[Short problem] Of all the lines here, how many include the string "period"? Answer with the number only.

***** Dataset excerpts

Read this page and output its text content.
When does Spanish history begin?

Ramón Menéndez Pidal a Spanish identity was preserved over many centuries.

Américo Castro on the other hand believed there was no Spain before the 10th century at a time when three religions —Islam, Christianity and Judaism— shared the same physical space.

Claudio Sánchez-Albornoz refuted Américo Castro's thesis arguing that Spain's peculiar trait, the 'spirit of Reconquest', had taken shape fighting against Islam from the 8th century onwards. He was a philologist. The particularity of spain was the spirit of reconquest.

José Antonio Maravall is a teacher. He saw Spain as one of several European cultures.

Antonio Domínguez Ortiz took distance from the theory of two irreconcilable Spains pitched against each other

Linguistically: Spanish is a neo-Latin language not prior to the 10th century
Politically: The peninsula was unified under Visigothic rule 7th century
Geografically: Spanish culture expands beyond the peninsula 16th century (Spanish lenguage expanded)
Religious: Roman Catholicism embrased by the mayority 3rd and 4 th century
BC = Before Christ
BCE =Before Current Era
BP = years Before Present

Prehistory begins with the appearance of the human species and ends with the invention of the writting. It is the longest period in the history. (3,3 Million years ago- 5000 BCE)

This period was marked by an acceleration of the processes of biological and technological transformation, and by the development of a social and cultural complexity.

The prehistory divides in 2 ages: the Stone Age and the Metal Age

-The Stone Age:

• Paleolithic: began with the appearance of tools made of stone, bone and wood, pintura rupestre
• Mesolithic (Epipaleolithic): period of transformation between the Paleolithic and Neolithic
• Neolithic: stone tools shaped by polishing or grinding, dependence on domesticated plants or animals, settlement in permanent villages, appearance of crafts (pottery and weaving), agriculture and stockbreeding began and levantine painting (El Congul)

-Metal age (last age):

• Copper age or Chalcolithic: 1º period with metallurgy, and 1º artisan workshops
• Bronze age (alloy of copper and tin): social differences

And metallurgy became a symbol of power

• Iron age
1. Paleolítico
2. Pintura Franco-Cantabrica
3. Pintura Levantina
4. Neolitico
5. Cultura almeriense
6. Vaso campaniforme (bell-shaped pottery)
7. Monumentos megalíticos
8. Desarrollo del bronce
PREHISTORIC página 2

**********

[Output for this task] 4